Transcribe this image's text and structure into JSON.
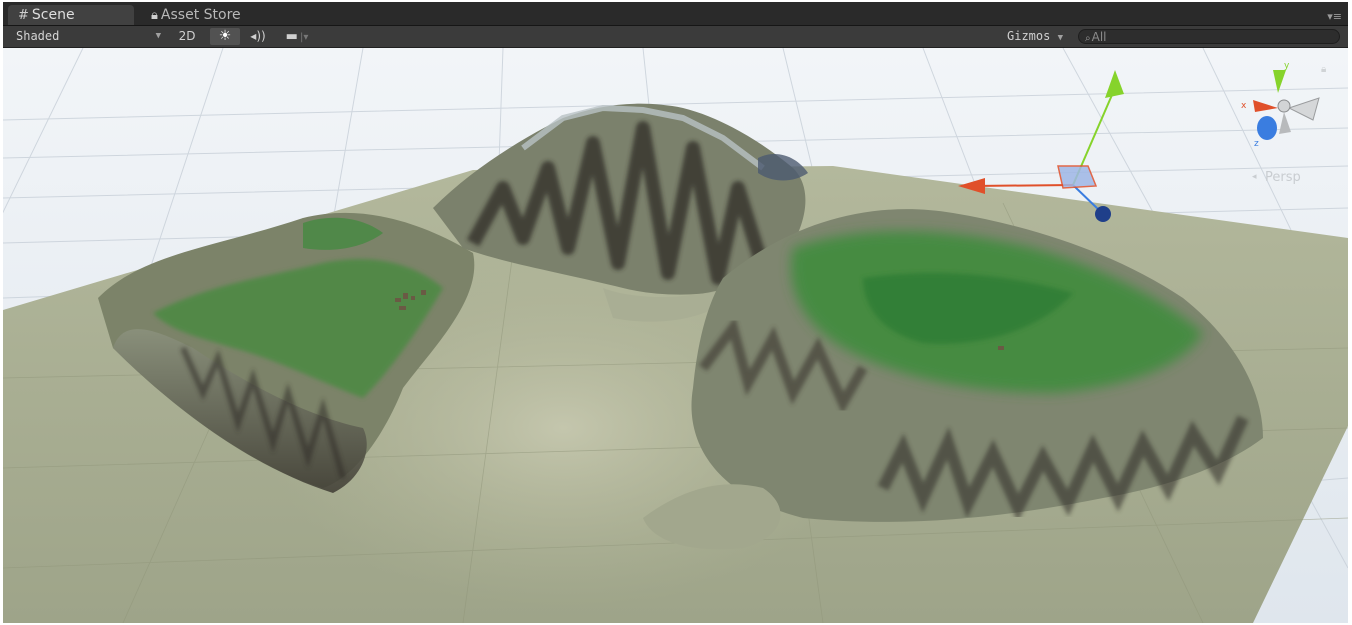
{
  "tabs": [
    {
      "label": "Scene",
      "icon": "hash-grid-icon",
      "active": true
    },
    {
      "label": "Asset Store",
      "icon": "lock-icon",
      "active": false
    }
  ],
  "toolbar": {
    "shading_mode": "Shaded",
    "toggle_2d": "2D",
    "lighting_glyph": "☀",
    "audio_glyph": "◂))",
    "effects_glyph": "▬",
    "gizmos_label": "Gizmos",
    "search_value": "All",
    "search_glyph": "⌕"
  },
  "viewport": {
    "projection_label": "Persp",
    "axis_labels": {
      "y": "y",
      "x": "x",
      "z": "z"
    }
  },
  "colors": {
    "editor_bg": "#1c1c1c",
    "toolbar_bg": "#3b3b3b",
    "terrain_base": "#aab092",
    "vegetation": "#3d8a3c",
    "gizmo_x": "#e0502a",
    "gizmo_y": "#86d32b",
    "gizmo_z": "#3a7de0",
    "sky": "#eef2f6"
  }
}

====

◆ **Exercise instructions**:
Restate the whole of the material word for word without the pictures.

◆ **Output**:
Transcribe this image's text and structure into JSON.
{
  "tabs": [
    {
      "label": "Scene",
      "icon": "hash-grid-icon",
      "active": true
    },
    {
      "label": "Asset Store",
      "icon": "lock-icon",
      "active": false
    }
  ],
  "toolbar": {
    "shading_mode": "Shaded",
    "toggle_2d": "2D",
    "lighting_glyph": "☀",
    "audio_glyph": "◂))",
    "effects_glyph": "▬",
    "gizmos_label": "Gizmos",
    "search_value": "All",
    "search_glyph": "⌕"
  },
  "viewport": {
    "projection_label": "Persp",
    "axis_labels": {
      "y": "y",
      "x": "x",
      "z": "z"
    }
  },
  "colors": {
    "editor_bg": "#1c1c1c",
    "toolbar_bg": "#3b3b3b",
    "terrain_base": "#aab092",
    "vegetation": "#3d8a3c",
    "gizmo_x": "#e0502a",
    "gizmo_y": "#86d32b",
    "gizmo_z": "#3a7de0",
    "sky": "#eef2f6"
  }
}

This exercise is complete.